Instructions for the task - Without including any pictures, write out all the entries exactly.

Entries -
┄┄┄┄┄┄┄┄┄┄
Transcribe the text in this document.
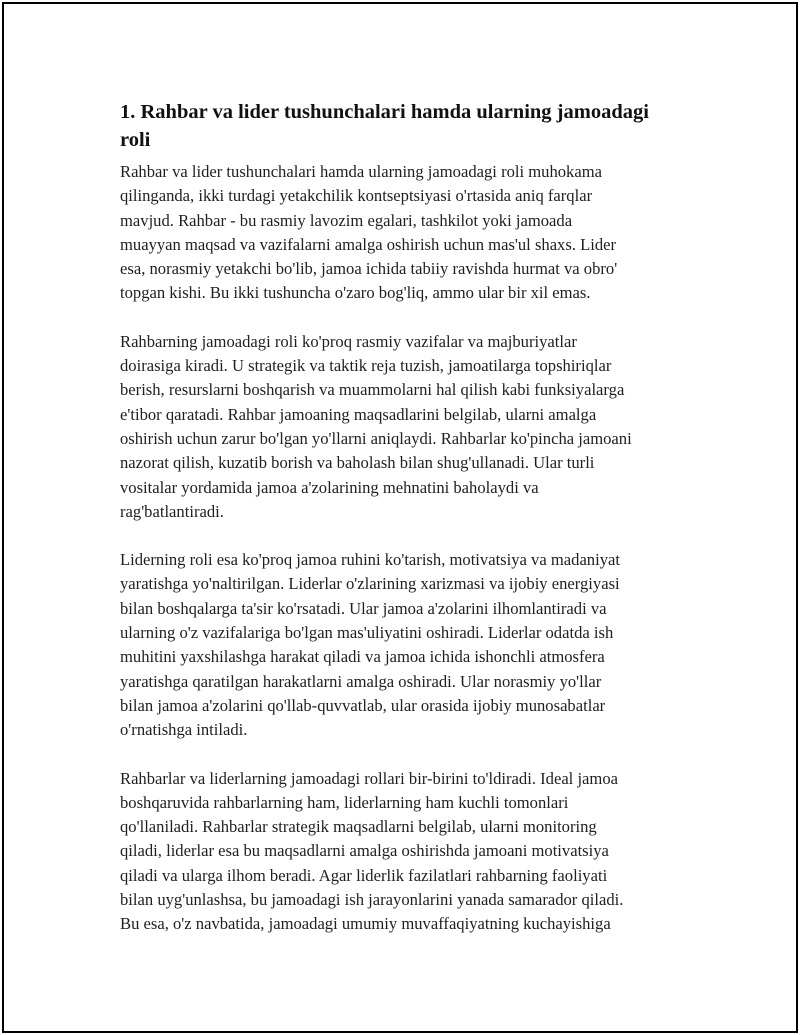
1. Rahbar va lider tushunchalari hamda ularning jamoadagi
roli

Rahbar va lider tushunchalari hamda ularning jamoadagi roli muhokama
qilinganda, ikki turdagi yetakchilik kontseptsiyasi o'rtasida aniq farqlar
mavjud. Rahbar - bu rasmiy lavozim egalari, tashkilot yoki jamoada
muayyan maqsad va vazifalarni amalga oshirish uchun mas'ul shaxs. Lider
esa, norasmiy yetakchi bo'lib, jamoa ichida tabiiy ravishda hurmat va obro'
topgan kishi. Bu ikki tushuncha o'zaro bog'liq, ammo ular bir xil emas.

Rahbarning jamoadagi roli ko'proq rasmiy vazifalar va majburiyatlar
doirasiga kiradi. U strategik va taktik reja tuzish, jamoatilarga topshiriqlar
berish, resurslarni boshqarish va muammolarni hal qilish kabi funksiyalarga
e'tibor qaratadi. Rahbar jamoaning maqsadlarini belgilab, ularni amalga
oshirish uchun zarur bo'lgan yo'llarni aniqlaydi. Rahbarlar ko'pincha jamoani
nazorat qilish, kuzatib borish va baholash bilan shug'ullanadi. Ular turli
vositalar yordamida jamoa a'zolarining mehnatini baholaydi va
rag'batlantiradi.

Liderning roli esa ko'proq jamoa ruhini ko'tarish, motivatsiya va madaniyat
yaratishga yo'naltirilgan. Liderlar o'zlarining xarizmasi va ijobiy energiyasi
bilan boshqalarga ta'sir ko'rsatadi. Ular jamoa a'zolarini ilhomlantiradi va
ularning o'z vazifalariga bo'lgan mas'uliyatini oshiradi. Liderlar odatda ish
muhitini yaxshilashga harakat qiladi va jamoa ichida ishonchli atmosfera
yaratishga qaratilgan harakatlarni amalga oshiradi. Ular norasmiy yo'llar
bilan jamoa a'zolarini qo'llab-quvvatlab, ular orasida ijobiy munosabatlar
o'rnatishga intiladi.

Rahbarlar va liderlarning jamoadagi rollari bir-birini to'ldiradi. Ideal jamoa
boshqaruvida rahbarlarning ham, liderlarning ham kuchli tomonlari
qo'llaniladi. Rahbarlar strategik maqsadlarni belgilab, ularni monitoring
qiladi, liderlar esa bu maqsadlarni amalga oshirishda jamoani motivatsiya
qiladi va ularga ilhom beradi. Agar liderlik fazilatlari rahbarning faoliyati
bilan uyg'unlashsa, bu jamoadagi ish jarayonlarini yanada samarador qiladi.
Bu esa, o'z navbatida, jamoadagi umumiy muvaffaqiyatning kuchayishiga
┄┄┄┄┄┄┄┄┄┄
Answer to the exercise -
Transcribe the text in this document.
1. Rahbar va lider tushunchalari hamda ularning jamoadagi
roli

Rahbar va lider tushunchalari hamda ularning jamoadagi roli muhokama
qilinganda, ikki turdagi yetakchilik kontseptsiyasi o'rtasida aniq farqlar
mavjud. Rahbar - bu rasmiy lavozim egalari, tashkilot yoki jamoada
muayyan maqsad va vazifalarni amalga oshirish uchun mas'ul shaxs. Lider
esa, norasmiy yetakchi bo'lib, jamoa ichida tabiiy ravishda hurmat va obro'
topgan kishi. Bu ikki tushuncha o'zaro bog'liq, ammo ular bir xil emas.

Rahbarning jamoadagi roli ko'proq rasmiy vazifalar va majburiyatlar
doirasiga kiradi. U strategik va taktik reja tuzish, jamoatilarga topshiriqlar
berish, resurslarni boshqarish va muammolarni hal qilish kabi funksiyalarga
e'tibor qaratadi. Rahbar jamoaning maqsadlarini belgilab, ularni amalga
oshirish uchun zarur bo'lgan yo'llarni aniqlaydi. Rahbarlar ko'pincha jamoani
nazorat qilish, kuzatib borish va baholash bilan shug'ullanadi. Ular turli
vositalar yordamida jamoa a'zolarining mehnatini baholaydi va
rag'batlantiradi.

Liderning roli esa ko'proq jamoa ruhini ko'tarish, motivatsiya va madaniyat
yaratishga yo'naltirilgan. Liderlar o'zlarining xarizmasi va ijobiy energiyasi
bilan boshqalarga ta'sir ko'rsatadi. Ular jamoa a'zolarini ilhomlantiradi va
ularning o'z vazifalariga bo'lgan mas'uliyatini oshiradi. Liderlar odatda ish
muhitini yaxshilashga harakat qiladi va jamoa ichida ishonchli atmosfera
yaratishga qaratilgan harakatlarni amalga oshiradi. Ular norasmiy yo'llar
bilan jamoa a'zolarini qo'llab-quvvatlab, ular orasida ijobiy munosabatlar
o'rnatishga intiladi.

Rahbarlar va liderlarning jamoadagi rollari bir-birini to'ldiradi. Ideal jamoa
boshqaruvida rahbarlarning ham, liderlarning ham kuchli tomonlari
qo'llaniladi. Rahbarlar strategik maqsadlarni belgilab, ularni monitoring
qiladi, liderlar esa bu maqsadlarni amalga oshirishda jamoani motivatsiya
qiladi va ularga ilhom beradi. Agar liderlik fazilatlari rahbarning faoliyati
bilan uyg'unlashsa, bu jamoadagi ish jarayonlarini yanada samarador qiladi.
Bu esa, o'z navbatida, jamoadagi umumiy muvaffaqiyatning kuchayishiga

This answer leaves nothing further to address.